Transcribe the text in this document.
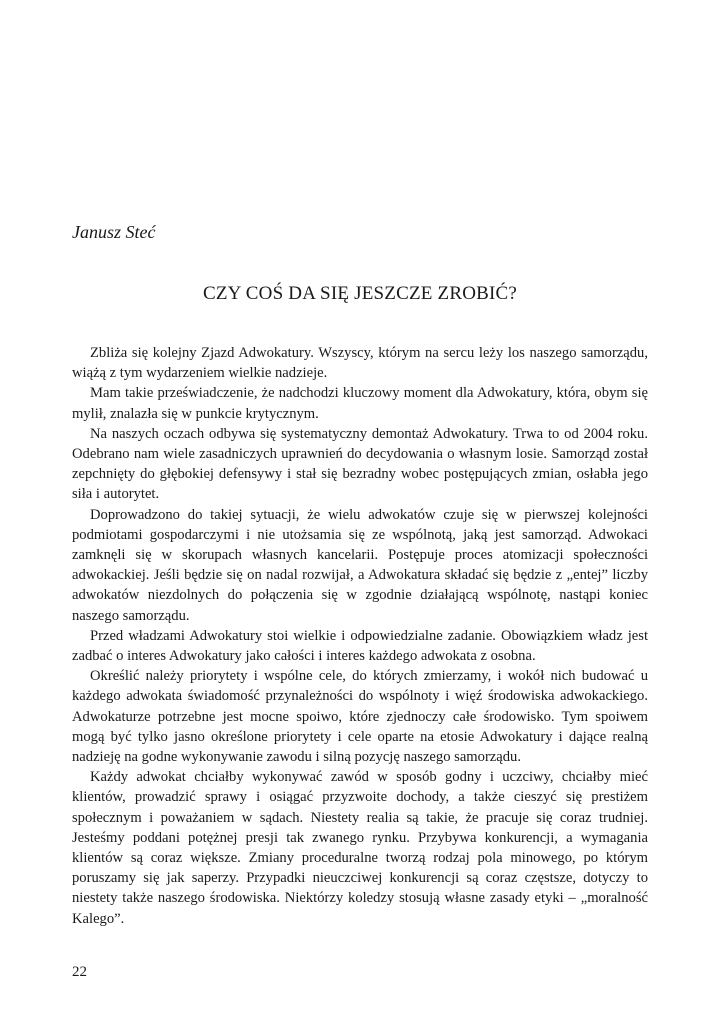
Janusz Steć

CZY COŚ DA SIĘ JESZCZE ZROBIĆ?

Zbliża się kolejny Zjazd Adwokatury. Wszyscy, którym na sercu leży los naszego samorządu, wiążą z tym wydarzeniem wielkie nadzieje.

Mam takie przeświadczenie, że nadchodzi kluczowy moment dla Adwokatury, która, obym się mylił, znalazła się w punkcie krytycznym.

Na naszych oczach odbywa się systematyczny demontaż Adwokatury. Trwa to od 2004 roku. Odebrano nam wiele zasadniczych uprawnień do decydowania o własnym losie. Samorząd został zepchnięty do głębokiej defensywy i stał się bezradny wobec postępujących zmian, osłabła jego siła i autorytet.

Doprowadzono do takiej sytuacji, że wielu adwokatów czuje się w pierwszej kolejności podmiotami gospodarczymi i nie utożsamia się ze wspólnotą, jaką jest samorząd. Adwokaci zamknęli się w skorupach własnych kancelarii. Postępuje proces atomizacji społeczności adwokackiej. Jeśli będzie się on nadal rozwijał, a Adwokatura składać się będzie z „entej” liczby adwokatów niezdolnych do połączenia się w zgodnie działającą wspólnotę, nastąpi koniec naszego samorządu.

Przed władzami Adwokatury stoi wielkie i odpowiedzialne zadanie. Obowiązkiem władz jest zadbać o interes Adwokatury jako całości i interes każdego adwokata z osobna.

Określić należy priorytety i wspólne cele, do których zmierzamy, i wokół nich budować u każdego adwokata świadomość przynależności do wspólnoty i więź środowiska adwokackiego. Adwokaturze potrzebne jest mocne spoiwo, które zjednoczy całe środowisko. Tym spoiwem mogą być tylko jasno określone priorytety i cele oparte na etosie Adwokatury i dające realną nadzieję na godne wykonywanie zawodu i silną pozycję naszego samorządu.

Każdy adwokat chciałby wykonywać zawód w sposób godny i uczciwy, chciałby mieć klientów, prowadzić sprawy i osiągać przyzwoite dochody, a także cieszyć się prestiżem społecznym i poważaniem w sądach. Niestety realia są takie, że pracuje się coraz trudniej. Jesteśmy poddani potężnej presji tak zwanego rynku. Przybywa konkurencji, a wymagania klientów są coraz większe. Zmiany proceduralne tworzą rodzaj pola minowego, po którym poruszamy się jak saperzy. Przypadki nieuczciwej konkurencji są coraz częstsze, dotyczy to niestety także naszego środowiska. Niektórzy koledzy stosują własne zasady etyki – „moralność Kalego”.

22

--

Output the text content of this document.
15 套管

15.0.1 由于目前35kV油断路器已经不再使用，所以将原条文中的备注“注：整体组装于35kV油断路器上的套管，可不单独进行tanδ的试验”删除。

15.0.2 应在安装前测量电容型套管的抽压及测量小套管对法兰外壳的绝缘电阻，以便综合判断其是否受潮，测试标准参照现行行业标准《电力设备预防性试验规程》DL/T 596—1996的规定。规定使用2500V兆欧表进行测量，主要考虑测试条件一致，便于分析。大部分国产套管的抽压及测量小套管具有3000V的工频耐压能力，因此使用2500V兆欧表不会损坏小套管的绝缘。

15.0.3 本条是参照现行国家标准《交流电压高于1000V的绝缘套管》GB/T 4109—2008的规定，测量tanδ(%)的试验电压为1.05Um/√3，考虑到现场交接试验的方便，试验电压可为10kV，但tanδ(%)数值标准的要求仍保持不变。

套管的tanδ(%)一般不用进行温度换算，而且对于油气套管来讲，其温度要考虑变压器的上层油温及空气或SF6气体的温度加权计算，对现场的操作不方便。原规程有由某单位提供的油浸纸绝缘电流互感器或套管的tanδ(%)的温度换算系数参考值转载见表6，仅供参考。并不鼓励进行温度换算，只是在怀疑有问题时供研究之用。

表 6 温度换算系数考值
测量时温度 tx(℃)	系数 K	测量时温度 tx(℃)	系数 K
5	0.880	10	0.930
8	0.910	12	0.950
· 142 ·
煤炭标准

**Problem statement:** Report only how many lines in the records contain the word "this".

**Task answer:** 2